▼

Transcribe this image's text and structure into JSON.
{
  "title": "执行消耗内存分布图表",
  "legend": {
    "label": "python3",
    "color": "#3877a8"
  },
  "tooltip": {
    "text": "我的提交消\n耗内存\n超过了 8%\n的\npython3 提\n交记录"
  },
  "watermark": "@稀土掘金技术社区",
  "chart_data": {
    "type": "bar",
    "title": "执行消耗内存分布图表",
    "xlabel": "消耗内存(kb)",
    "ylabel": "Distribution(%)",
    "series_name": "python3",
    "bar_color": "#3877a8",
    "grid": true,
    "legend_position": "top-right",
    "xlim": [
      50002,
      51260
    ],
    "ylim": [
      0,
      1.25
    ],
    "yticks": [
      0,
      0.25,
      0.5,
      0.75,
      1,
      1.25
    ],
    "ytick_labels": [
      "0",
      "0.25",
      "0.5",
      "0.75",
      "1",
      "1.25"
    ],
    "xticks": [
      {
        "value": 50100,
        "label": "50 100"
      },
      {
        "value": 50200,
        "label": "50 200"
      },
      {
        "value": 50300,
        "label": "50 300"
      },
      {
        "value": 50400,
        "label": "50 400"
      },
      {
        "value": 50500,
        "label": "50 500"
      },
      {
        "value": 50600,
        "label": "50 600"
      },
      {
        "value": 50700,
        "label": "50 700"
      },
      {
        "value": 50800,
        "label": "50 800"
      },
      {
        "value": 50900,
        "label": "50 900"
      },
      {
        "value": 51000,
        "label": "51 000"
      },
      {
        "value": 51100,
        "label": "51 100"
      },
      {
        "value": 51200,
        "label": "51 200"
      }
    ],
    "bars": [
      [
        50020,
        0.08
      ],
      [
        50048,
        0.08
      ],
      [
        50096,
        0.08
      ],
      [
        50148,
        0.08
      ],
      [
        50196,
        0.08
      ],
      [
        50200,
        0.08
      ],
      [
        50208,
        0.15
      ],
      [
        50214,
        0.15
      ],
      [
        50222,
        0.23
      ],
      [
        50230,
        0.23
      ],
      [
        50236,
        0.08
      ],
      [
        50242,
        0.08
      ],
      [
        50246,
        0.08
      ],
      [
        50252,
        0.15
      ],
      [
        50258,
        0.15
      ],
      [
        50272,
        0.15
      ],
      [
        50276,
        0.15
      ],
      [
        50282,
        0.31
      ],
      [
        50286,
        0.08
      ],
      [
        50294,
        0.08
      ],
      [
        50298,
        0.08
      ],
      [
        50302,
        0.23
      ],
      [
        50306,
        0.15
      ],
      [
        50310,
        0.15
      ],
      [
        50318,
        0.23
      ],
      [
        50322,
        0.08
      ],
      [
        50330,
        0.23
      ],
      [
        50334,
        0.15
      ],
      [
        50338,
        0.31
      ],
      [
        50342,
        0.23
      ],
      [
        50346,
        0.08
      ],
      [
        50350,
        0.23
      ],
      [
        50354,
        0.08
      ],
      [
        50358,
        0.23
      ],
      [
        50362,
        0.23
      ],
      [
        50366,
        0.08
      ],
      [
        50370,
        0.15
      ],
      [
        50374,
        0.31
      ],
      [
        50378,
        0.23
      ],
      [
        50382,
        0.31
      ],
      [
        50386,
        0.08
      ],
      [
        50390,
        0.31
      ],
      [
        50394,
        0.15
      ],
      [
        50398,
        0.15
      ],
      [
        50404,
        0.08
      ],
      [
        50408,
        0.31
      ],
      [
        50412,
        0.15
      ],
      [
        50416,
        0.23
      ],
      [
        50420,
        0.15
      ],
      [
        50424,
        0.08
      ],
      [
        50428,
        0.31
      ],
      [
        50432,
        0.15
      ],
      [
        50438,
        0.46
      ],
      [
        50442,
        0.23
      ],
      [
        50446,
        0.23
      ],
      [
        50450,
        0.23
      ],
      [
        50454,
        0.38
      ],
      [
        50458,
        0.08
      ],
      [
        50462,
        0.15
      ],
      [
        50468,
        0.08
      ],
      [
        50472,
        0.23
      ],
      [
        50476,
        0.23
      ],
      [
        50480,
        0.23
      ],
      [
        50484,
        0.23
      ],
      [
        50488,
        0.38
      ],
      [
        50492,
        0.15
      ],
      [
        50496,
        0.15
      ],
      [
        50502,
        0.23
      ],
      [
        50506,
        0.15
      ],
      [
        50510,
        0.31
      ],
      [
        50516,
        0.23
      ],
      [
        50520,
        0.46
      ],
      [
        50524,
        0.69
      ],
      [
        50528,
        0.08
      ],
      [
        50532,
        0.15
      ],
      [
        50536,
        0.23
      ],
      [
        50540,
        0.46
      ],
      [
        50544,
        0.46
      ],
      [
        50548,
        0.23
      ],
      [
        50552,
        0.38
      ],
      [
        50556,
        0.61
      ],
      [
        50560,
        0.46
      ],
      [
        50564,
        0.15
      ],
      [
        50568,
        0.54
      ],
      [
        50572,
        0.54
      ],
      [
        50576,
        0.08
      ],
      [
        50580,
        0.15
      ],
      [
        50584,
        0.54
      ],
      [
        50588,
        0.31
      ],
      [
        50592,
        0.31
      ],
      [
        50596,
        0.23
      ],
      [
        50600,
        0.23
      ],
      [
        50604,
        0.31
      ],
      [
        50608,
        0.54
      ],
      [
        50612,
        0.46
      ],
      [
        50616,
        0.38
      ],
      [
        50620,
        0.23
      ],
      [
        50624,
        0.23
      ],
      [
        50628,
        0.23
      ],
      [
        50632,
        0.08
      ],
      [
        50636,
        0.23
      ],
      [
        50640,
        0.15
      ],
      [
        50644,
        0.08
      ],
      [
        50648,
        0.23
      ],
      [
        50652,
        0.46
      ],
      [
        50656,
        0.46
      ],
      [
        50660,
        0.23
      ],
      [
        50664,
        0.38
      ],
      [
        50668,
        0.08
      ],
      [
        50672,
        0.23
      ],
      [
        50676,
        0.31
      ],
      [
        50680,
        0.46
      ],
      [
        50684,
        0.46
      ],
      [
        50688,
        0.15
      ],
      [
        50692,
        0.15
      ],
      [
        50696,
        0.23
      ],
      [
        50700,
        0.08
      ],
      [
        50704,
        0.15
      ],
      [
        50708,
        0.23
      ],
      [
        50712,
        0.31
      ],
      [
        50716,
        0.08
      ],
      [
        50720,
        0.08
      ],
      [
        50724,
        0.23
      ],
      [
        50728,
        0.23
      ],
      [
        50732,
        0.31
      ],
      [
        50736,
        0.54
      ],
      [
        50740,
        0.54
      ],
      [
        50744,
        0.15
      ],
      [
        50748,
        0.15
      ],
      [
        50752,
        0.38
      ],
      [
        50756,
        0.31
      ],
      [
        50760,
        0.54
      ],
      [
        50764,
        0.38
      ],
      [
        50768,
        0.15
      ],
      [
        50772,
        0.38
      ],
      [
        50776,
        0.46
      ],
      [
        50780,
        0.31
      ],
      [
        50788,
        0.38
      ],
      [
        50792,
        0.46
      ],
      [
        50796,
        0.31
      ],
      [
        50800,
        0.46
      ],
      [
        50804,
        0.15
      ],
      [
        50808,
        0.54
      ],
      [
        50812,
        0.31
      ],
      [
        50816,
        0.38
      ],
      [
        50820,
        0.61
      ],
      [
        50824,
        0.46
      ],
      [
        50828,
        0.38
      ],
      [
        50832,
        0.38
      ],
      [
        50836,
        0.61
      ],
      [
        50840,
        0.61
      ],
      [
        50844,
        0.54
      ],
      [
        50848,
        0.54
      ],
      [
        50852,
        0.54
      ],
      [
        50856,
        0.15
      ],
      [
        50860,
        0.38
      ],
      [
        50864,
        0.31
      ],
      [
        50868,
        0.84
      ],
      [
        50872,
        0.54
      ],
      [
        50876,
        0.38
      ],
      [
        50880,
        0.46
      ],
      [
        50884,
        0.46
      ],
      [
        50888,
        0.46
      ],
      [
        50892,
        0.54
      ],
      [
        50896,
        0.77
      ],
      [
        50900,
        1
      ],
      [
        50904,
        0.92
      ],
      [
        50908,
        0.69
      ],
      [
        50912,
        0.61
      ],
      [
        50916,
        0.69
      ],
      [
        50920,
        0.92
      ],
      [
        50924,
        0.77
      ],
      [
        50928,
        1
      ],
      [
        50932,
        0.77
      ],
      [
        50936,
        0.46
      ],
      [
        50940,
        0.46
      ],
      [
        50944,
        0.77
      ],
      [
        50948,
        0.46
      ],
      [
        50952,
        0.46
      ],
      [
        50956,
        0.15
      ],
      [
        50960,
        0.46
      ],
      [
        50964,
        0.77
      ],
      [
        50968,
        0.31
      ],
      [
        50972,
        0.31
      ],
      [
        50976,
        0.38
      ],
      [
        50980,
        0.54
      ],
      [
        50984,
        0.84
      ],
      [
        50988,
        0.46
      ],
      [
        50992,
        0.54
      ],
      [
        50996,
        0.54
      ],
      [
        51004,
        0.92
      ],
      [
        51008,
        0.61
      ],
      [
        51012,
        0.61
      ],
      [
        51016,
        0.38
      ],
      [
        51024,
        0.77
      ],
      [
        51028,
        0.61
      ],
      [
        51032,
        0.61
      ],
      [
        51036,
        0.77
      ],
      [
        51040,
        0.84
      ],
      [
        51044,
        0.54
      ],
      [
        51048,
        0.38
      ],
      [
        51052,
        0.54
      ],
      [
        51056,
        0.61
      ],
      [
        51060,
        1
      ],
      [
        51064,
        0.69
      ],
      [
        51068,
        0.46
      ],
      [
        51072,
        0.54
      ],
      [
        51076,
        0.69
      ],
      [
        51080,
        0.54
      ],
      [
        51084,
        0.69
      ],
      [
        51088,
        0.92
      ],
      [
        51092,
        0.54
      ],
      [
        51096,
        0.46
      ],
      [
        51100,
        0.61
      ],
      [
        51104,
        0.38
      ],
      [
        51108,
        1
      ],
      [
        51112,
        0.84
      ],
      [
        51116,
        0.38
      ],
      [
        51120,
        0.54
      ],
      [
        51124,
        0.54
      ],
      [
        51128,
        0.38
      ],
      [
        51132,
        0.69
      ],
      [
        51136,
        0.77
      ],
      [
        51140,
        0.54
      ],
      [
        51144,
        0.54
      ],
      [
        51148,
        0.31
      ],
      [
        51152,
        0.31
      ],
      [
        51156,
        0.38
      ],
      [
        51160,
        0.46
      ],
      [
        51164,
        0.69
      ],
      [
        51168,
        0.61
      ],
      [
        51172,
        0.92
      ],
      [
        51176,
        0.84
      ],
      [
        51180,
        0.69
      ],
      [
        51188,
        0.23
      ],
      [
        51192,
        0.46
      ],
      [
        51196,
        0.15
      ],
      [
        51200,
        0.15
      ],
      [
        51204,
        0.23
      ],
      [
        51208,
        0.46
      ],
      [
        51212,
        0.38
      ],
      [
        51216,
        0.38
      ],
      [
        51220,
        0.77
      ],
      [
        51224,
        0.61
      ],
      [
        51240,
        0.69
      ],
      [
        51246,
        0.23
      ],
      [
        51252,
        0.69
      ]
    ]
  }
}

▲

REQUIREMENT: Pick each line holding the word "text" out of the data and copy it.

EXERCISE ANSWER:
Transcribe this image's text and structure into JSON.
    "text": "我的提交消\n耗内存\n超过了 8%\n的\npython3 提\n交记录"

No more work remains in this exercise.